▶ _REQUIRED WORK_: Filter the records below down to lines containing "color".

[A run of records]
>> Begin

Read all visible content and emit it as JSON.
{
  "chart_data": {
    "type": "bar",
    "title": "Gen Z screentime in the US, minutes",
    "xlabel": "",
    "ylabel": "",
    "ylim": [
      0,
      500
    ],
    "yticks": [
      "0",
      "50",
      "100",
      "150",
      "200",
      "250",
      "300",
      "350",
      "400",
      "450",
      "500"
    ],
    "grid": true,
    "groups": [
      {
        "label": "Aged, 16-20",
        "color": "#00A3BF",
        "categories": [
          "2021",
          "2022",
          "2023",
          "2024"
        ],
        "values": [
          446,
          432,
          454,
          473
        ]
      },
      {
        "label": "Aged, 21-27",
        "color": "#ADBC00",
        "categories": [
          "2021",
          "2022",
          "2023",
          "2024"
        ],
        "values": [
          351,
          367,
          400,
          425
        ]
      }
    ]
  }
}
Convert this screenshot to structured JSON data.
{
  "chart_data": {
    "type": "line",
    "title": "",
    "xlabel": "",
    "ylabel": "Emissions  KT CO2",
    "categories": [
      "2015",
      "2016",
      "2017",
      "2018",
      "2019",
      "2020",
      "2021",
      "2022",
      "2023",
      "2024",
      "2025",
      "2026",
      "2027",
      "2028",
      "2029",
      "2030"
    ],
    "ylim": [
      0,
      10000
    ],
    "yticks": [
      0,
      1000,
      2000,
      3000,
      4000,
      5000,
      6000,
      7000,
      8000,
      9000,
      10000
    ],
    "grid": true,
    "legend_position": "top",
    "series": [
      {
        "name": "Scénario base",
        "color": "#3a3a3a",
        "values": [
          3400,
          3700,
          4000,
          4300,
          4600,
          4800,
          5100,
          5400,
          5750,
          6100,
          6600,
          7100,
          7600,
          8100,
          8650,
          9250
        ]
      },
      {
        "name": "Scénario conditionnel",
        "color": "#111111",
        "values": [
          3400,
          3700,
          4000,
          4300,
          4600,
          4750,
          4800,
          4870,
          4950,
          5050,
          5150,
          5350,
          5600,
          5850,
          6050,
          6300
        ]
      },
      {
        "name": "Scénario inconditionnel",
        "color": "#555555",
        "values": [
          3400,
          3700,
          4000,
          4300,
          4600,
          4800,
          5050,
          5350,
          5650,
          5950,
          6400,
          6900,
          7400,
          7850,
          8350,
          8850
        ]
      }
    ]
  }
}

>> End

▶ _THE RESPONSE_:
        "color": "#00A3BF",
        "color": "#ADBC00",
        "color": "#3a3a3a",
        "color": "#111111",
        "color": "#555555",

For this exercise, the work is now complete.